* **WHAT YOU WILL DO**: Each record needs to be echoed exactly; can you do that?

**** PROVIDED DATA

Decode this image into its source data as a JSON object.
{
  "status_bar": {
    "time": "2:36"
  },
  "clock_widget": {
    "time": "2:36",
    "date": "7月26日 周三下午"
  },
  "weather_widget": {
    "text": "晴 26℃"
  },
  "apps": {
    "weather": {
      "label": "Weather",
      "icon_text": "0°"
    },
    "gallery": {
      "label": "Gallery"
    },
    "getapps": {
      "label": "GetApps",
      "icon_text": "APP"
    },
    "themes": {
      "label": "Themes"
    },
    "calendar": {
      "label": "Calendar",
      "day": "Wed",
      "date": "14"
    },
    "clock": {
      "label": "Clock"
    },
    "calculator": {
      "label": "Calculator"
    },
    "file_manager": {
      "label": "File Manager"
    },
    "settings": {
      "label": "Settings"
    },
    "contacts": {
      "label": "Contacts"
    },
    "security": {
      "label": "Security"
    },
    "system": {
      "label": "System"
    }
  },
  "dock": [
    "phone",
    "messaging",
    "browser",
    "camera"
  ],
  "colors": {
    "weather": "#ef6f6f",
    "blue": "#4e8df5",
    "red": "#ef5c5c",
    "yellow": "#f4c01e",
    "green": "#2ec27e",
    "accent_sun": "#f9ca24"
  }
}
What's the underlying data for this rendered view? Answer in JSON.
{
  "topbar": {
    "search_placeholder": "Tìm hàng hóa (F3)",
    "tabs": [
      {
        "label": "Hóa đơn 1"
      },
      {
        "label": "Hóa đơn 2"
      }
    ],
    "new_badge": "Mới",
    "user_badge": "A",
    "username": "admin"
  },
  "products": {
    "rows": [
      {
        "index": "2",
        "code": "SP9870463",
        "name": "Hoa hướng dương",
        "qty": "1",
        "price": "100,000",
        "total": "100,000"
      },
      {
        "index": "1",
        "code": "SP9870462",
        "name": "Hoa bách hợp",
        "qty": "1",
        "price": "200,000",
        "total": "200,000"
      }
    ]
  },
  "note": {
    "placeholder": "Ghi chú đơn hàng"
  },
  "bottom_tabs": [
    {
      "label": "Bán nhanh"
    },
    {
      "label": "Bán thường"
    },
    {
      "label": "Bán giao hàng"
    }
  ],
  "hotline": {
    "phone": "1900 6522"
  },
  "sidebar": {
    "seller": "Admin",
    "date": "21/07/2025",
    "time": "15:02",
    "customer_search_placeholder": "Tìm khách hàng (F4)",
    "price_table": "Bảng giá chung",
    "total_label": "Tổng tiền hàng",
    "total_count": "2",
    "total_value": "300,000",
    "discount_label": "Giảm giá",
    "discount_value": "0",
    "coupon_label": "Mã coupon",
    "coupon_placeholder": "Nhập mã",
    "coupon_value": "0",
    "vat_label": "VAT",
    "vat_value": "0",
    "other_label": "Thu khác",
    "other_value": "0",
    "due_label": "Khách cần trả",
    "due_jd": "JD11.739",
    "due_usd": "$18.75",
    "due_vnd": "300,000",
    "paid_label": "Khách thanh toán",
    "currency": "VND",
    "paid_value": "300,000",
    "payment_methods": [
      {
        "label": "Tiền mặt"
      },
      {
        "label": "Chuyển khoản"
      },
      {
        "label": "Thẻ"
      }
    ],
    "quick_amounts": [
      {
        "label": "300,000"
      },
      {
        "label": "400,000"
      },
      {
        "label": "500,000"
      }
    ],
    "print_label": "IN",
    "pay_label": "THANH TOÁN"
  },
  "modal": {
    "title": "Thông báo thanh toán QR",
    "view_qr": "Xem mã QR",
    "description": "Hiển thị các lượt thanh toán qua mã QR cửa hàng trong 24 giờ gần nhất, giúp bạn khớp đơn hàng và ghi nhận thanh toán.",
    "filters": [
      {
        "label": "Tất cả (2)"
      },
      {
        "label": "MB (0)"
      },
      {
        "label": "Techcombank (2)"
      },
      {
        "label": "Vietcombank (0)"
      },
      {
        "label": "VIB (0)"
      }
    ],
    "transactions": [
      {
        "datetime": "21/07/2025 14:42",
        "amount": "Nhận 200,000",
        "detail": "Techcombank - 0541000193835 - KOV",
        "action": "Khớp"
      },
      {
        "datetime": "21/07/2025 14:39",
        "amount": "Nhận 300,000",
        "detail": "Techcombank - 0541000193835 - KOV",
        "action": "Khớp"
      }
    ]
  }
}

********

* **FINAL RESULT**:
Decode this image into its source data as a JSON object.
{
  "status_bar": {
    "time": "2:36"
  },
  "clock_widget": {
    "time": "2:36",
    "date": "7月26日 周三下午"
  },
  "weather_widget": {
    "text": "晴 26℃"
  },
  "apps": {
    "weather": {
      "label": "Weather",
      "icon_text": "0°"
    },
    "gallery": {
      "label": "Gallery"
    },
    "getapps": {
      "label": "GetApps",
      "icon_text": "APP"
    },
    "themes": {
      "label": "Themes"
    },
    "calendar": {
      "label": "Calendar",
      "day": "Wed",
      "date": "14"
    },
    "clock": {
      "label": "Clock"
    },
    "calculator": {
      "label": "Calculator"
    },
    "file_manager": {
      "label": "File Manager"
    },
    "settings": {
      "label": "Settings"
    },
    "contacts": {
      "label": "Contacts"
    },
    "security": {
      "label": "Security"
    },
    "system": {
      "label": "System"
    }
  },
  "dock": [
    "phone",
    "messaging",
    "browser",
    "camera"
  ],
  "colors": {
    "weather": "#ef6f6f",
    "blue": "#4e8df5",
    "red": "#ef5c5c",
    "yellow": "#f4c01e",
    "green": "#2ec27e",
    "accent_sun": "#f9ca24"
  }
}
What's the underlying data for this rendered view? Answer in JSON.
{
  "topbar": {
    "search_placeholder": "Tìm hàng hóa (F3)",
    "tabs": [
      {
        "label": "Hóa đơn 1"
      },
      {
        "label": "Hóa đơn 2"
      }
    ],
    "new_badge": "Mới",
    "user_badge": "A",
    "username": "admin"
  },
  "products": {
    "rows": [
      {
        "index": "2",
        "code": "SP9870463",
        "name": "Hoa hướng dương",
        "qty": "1",
        "price": "100,000",
        "total": "100,000"
      },
      {
        "index": "1",
        "code": "SP9870462",
        "name": "Hoa bách hợp",
        "qty": "1",
        "price": "200,000",
        "total": "200,000"
      }
    ]
  },
  "note": {
    "placeholder": "Ghi chú đơn hàng"
  },
  "bottom_tabs": [
    {
      "label": "Bán nhanh"
    },
    {
      "label": "Bán thường"
    },
    {
      "label": "Bán giao hàng"
    }
  ],
  "hotline": {
    "phone": "1900 6522"
  },
  "sidebar": {
    "seller": "Admin",
    "date": "21/07/2025",
    "time": "15:02",
    "customer_search_placeholder": "Tìm khách hàng (F4)",
    "price_table": "Bảng giá chung",
    "total_label": "Tổng tiền hàng",
    "total_count": "2",
    "total_value": "300,000",
    "discount_label": "Giảm giá",
    "discount_value": "0",
    "coupon_label": "Mã coupon",
    "coupon_placeholder": "Nhập mã",
    "coupon_value": "0",
    "vat_label": "VAT",
    "vat_value": "0",
    "other_label": "Thu khác",
    "other_value": "0",
    "due_label": "Khách cần trả",
    "due_jd": "JD11.739",
    "due_usd": "$18.75",
    "due_vnd": "300,000",
    "paid_label": "Khách thanh toán",
    "currency": "VND",
    "paid_value": "300,000",
    "payment_methods": [
      {
        "label": "Tiền mặt"
      },
      {
        "label": "Chuyển khoản"
      },
      {
        "label": "Thẻ"
      }
    ],
    "quick_amounts": [
      {
        "label": "300,000"
      },
      {
        "label": "400,000"
      },
      {
        "label": "500,000"
      }
    ],
    "print_label": "IN",
    "pay_label": "THANH TOÁN"
  },
  "modal": {
    "title": "Thông báo thanh toán QR",
    "view_qr": "Xem mã QR",
    "description": "Hiển thị các lượt thanh toán qua mã QR cửa hàng trong 24 giờ gần nhất, giúp bạn khớp đơn hàng và ghi nhận thanh toán.",
    "filters": [
      {
        "label": "Tất cả (2)"
      },
      {
        "label": "MB (0)"
      },
      {
        "label": "Techcombank (2)"
      },
      {
        "label": "Vietcombank (0)"
      },
      {
        "label": "VIB (0)"
      }
    ],
    "transactions": [
      {
        "datetime": "21/07/2025 14:42",
        "amount": "Nhận 200,000",
        "detail": "Techcombank - 0541000193835 - KOV",
        "action": "Khớp"
      },
      {
        "datetime": "21/07/2025 14:39",
        "amount": "Nhận 300,000",
        "detail": "Techcombank - 0541000193835 - KOV",
        "action": "Khớp"
      }
    ]
  }
}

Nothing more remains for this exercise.